### Records excerpted from a collection:
========

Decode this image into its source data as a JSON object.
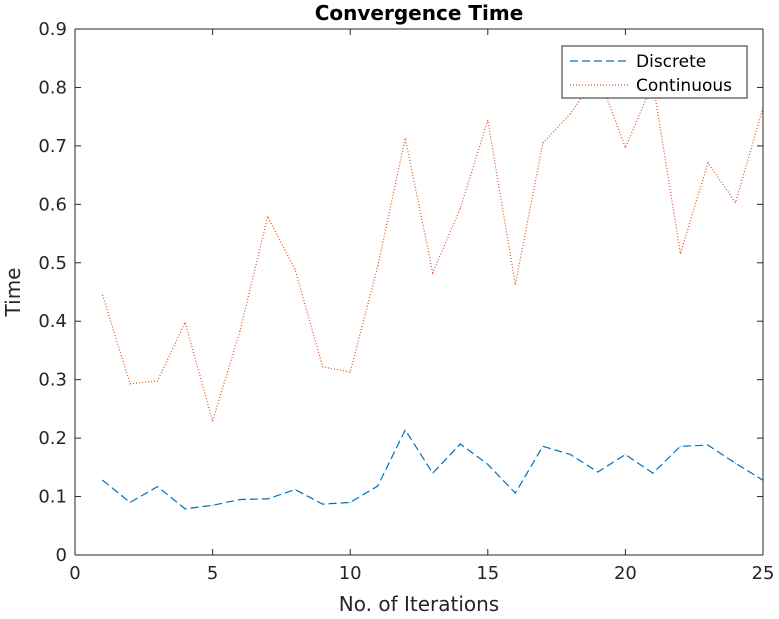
{
  "chart_data": {
    "type": "line",
    "title": "Convergence Time",
    "xlabel": "No. of Iterations",
    "ylabel": "Time",
    "xlim": [
      0,
      25
    ],
    "ylim": [
      0,
      0.9
    ],
    "xticks": [
      0,
      5,
      10,
      15,
      20,
      25
    ],
    "yticks": [
      0,
      0.1,
      0.2,
      0.3,
      0.4,
      0.5,
      0.6,
      0.7,
      0.8,
      0.9
    ],
    "xtick_labels": [
      "0",
      "5",
      "10",
      "15",
      "20",
      "25"
    ],
    "ytick_labels": [
      "0",
      "0.1",
      "0.2",
      "0.3",
      "0.4",
      "0.5",
      "0.6",
      "0.7",
      "0.8",
      "0.9"
    ],
    "grid": false,
    "legend_position": "top-right",
    "x": [
      1,
      2,
      3,
      4,
      5,
      6,
      7,
      8,
      9,
      10,
      11,
      12,
      13,
      14,
      15,
      16,
      17,
      18,
      19,
      20,
      21,
      22,
      23,
      24,
      25
    ],
    "series": [
      {
        "name": "Discrete",
        "color": "#0072BD",
        "style": "dashed",
        "values": [
          0.128,
          0.09,
          0.117,
          0.079,
          0.085,
          0.095,
          0.096,
          0.112,
          0.087,
          0.09,
          0.118,
          0.214,
          0.14,
          0.19,
          0.155,
          0.106,
          0.186,
          0.172,
          0.142,
          0.172,
          0.14,
          0.186,
          0.188,
          0.157,
          0.128
        ]
      },
      {
        "name": "Continuous",
        "color": "#D95319",
        "style": "dotted",
        "values": [
          0.445,
          0.293,
          0.298,
          0.398,
          0.229,
          0.384,
          0.579,
          0.488,
          0.322,
          0.313,
          0.494,
          0.713,
          0.483,
          0.593,
          0.744,
          0.463,
          0.705,
          0.755,
          0.823,
          0.697,
          0.808,
          0.516,
          0.671,
          0.603,
          0.765
        ]
      }
    ]
  }
}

========

### Task instructions:
Which lines of the data above contain "Time"? Copy each one.

### Solution:
    "title": "Convergence Time",
    "ylabel": "Time",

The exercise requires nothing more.